• What the exercise asks: Switch every "synopsis-line" in these rows to "plot-line" and reproduce the rows with nothing else changed, leaving out the pictures.

• Input:

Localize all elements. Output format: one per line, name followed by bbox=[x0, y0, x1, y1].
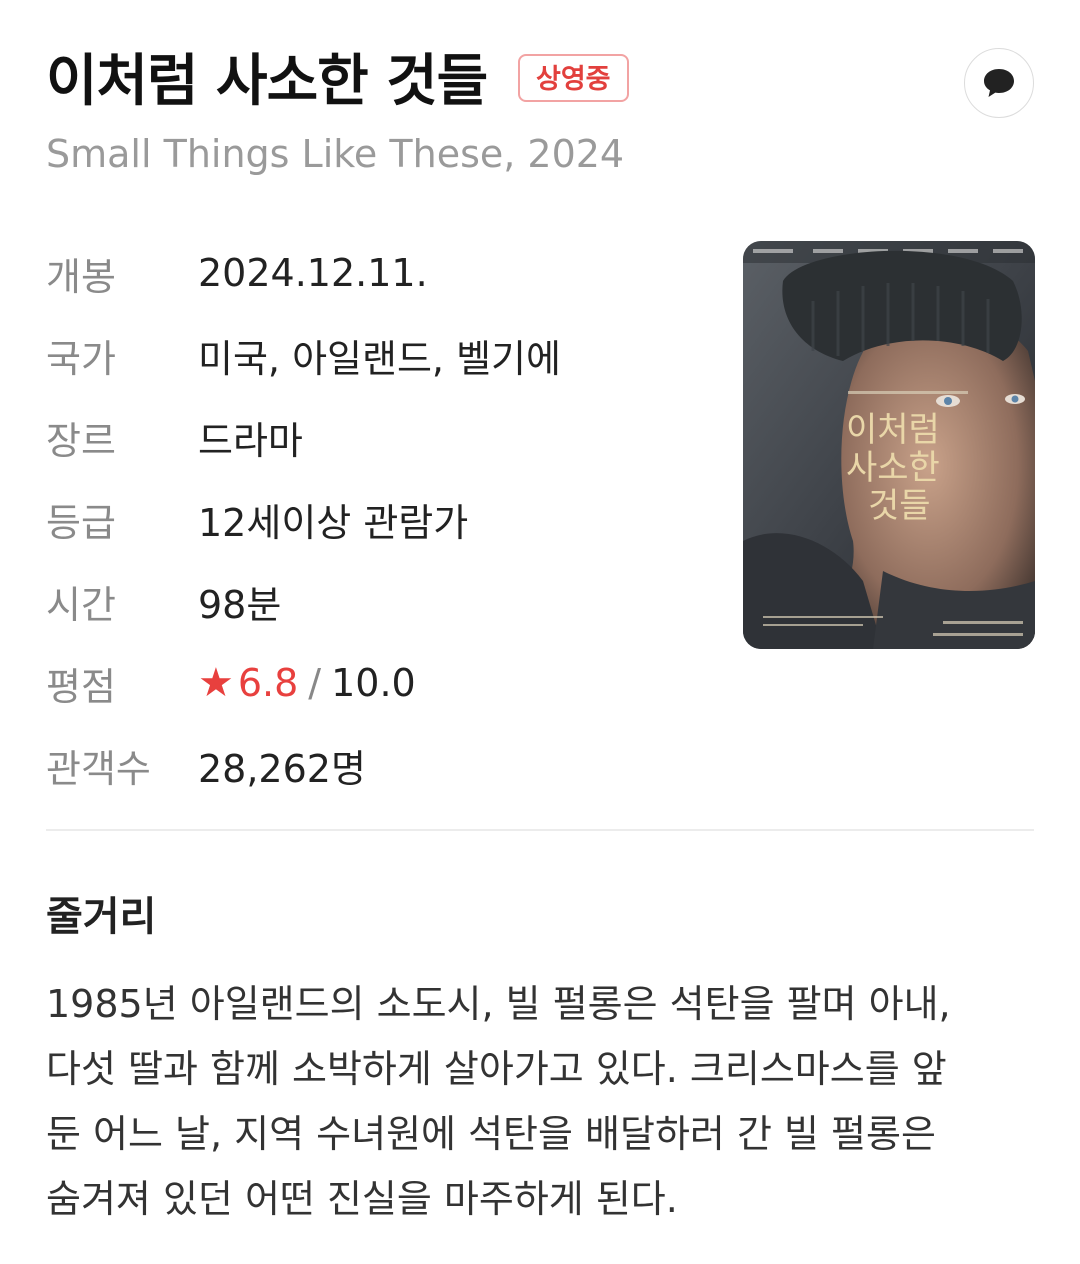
score-value: 6.8 bbox=[237, 661, 299, 705]
audience-label: 관객수 bbox=[46, 746, 151, 791]
star-icon: ★ bbox=[198, 660, 234, 706]
movie-header: 이처럼 사소한 것들 상영중 bbox=[46, 44, 1034, 124]
poster-image: 이처럼 사소한 것들 bbox=[743, 241, 1035, 649]
score-label: 평점 bbox=[46, 664, 116, 709]
synopsis-line: 다섯 딸과 함께 소박하게 살아가고 있다. 크리스마스를 앞 bbox=[46, 1047, 947, 1091]
runtime-label: 시간 bbox=[46, 582, 116, 627]
release-value: 2024.12.11. bbox=[198, 251, 428, 295]
movie-title: 이처럼 사소한 것들 bbox=[46, 49, 488, 114]
info-row-score: 평점 ★ 6.8/10.0 bbox=[46, 642, 706, 724]
rating-class-label: 등급 bbox=[46, 500, 116, 545]
svg-text:이처럼: 이처럼 bbox=[846, 410, 940, 450]
status-badge: 상영중 bbox=[518, 54, 629, 102]
synopsis-line: 숨겨져 있던 어떤 진실을 마주하게 된다. bbox=[46, 1177, 678, 1221]
country-label: 국가 bbox=[46, 336, 116, 381]
synopsis-heading: 줄거리 bbox=[46, 894, 157, 940]
info-row-audience: 관객수 28,262명 bbox=[46, 724, 706, 806]
original-title-year: Small Things Like These, 2024 bbox=[46, 132, 625, 176]
svg-text:것들: 것들 bbox=[868, 486, 931, 526]
movie-poster[interactable]: 이처럼 사소한 것들 bbox=[743, 241, 1035, 649]
synopsis-text: 1985년 아일랜드의 소도시, 빌 펄롱은 석탄을 팔며 아내, 다섯 딸과 … bbox=[46, 972, 1036, 1232]
info-row-country: 국가 미국, 아일랜드, 벨기에 bbox=[46, 314, 706, 396]
score-value-group: ★ 6.8/10.0 bbox=[198, 660, 416, 706]
genre-value: 드라마 bbox=[198, 418, 303, 463]
rating-class-value: 12세이상 관람가 bbox=[198, 500, 469, 545]
synopsis-line: 1985년 아일랜드의 소도시, 빌 펄롱은 석탄을 팔며 아내, bbox=[46, 982, 951, 1026]
section-divider bbox=[46, 829, 1034, 831]
info-row-runtime: 시간 98분 bbox=[46, 560, 706, 642]
genre-label: 장르 bbox=[46, 418, 116, 463]
release-label: 개봉 bbox=[46, 254, 116, 299]
comment-button[interactable] bbox=[964, 48, 1034, 118]
movie-info-list: 개봉 2024.12.11. 국가 미국, 아일랜드, 벨기에 장르 드라마 등… bbox=[46, 232, 706, 806]
runtime-value: 98분 bbox=[198, 582, 282, 627]
audience-value: 28,262명 bbox=[198, 746, 366, 791]
score-max: 10.0 bbox=[331, 661, 416, 705]
info-row-release: 개봉 2024.12.11. bbox=[46, 232, 706, 314]
svg-text:사소한: 사소한 bbox=[846, 448, 940, 488]
score-separator: / bbox=[308, 661, 322, 705]
info-row-genre: 장르 드라마 bbox=[46, 396, 706, 478]
info-row-rating-class: 등급 12세이상 관람가 bbox=[46, 478, 706, 560]
country-value: 미국, 아일랜드, 벨기에 bbox=[198, 336, 561, 381]
synopsis-line: 둔 어느 날, 지역 수녀원에 석탄을 배달하러 간 빌 펄롱은 bbox=[46, 1112, 936, 1156]
speech-bubble-icon bbox=[984, 69, 1014, 97]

• Result for this task:
Localize all elements. Output format: one per line, name followed by bbox=[x0, y0, x1, y1].
score-value: 6.8 bbox=[237, 661, 299, 705]
audience-label: 관객수 bbox=[46, 746, 151, 791]
star-icon: ★ bbox=[198, 660, 234, 706]
movie-header: 이처럼 사소한 것들 상영중 bbox=[46, 44, 1034, 124]
poster-image: 이처럼 사소한 것들 bbox=[743, 241, 1035, 649]
score-label: 평점 bbox=[46, 664, 116, 709]
plot-line: 다섯 딸과 함께 소박하게 살아가고 있다. 크리스마스를 앞 bbox=[46, 1047, 947, 1091]
runtime-label: 시간 bbox=[46, 582, 116, 627]
release-value: 2024.12.11. bbox=[198, 251, 428, 295]
movie-title: 이처럼 사소한 것들 bbox=[46, 49, 488, 114]
info-row-score: 평점 ★ 6.8/10.0 bbox=[46, 642, 706, 724]
rating-class-label: 등급 bbox=[46, 500, 116, 545]
svg-text:이처럼: 이처럼 bbox=[846, 410, 940, 450]
status-badge: 상영중 bbox=[518, 54, 629, 102]
plot-line: 숨겨져 있던 어떤 진실을 마주하게 된다. bbox=[46, 1177, 678, 1221]
country-label: 국가 bbox=[46, 336, 116, 381]
synopsis-heading: 줄거리 bbox=[46, 894, 157, 940]
info-row-audience: 관객수 28,262명 bbox=[46, 724, 706, 806]
original-title-year: Small Things Like These, 2024 bbox=[46, 132, 625, 176]
svg-text:것들: 것들 bbox=[868, 486, 931, 526]
movie-poster[interactable]: 이처럼 사소한 것들 bbox=[743, 241, 1035, 649]
synopsis-text: 1985년 아일랜드의 소도시, 빌 펄롱은 석탄을 팔며 아내, 다섯 딸과 … bbox=[46, 972, 1036, 1232]
info-row-country: 국가 미국, 아일랜드, 벨기에 bbox=[46, 314, 706, 396]
score-value-group: ★ 6.8/10.0 bbox=[198, 660, 416, 706]
genre-value: 드라마 bbox=[198, 418, 303, 463]
rating-class-value: 12세이상 관람가 bbox=[198, 500, 469, 545]
plot-line: 1985년 아일랜드의 소도시, 빌 펄롱은 석탄을 팔며 아내, bbox=[46, 982, 951, 1026]
section-divider bbox=[46, 829, 1034, 831]
info-row-runtime: 시간 98분 bbox=[46, 560, 706, 642]
genre-label: 장르 bbox=[46, 418, 116, 463]
release-label: 개봉 bbox=[46, 254, 116, 299]
comment-button[interactable] bbox=[964, 48, 1034, 118]
movie-info-list: 개봉 2024.12.11. 국가 미국, 아일랜드, 벨기에 장르 드라마 등… bbox=[46, 232, 706, 806]
runtime-value: 98분 bbox=[198, 582, 282, 627]
audience-value: 28,262명 bbox=[198, 746, 366, 791]
score-max: 10.0 bbox=[331, 661, 416, 705]
info-row-release: 개봉 2024.12.11. bbox=[46, 232, 706, 314]
svg-text:사소한: 사소한 bbox=[846, 448, 940, 488]
score-separator: / bbox=[308, 661, 322, 705]
info-row-genre: 장르 드라마 bbox=[46, 396, 706, 478]
info-row-rating-class: 등급 12세이상 관람가 bbox=[46, 478, 706, 560]
country-value: 미국, 아일랜드, 벨기에 bbox=[198, 336, 561, 381]
plot-line: 둔 어느 날, 지역 수녀원에 석탄을 배달하러 간 빌 펄롱은 bbox=[46, 1112, 936, 1156]
speech-bubble-icon bbox=[984, 69, 1014, 97]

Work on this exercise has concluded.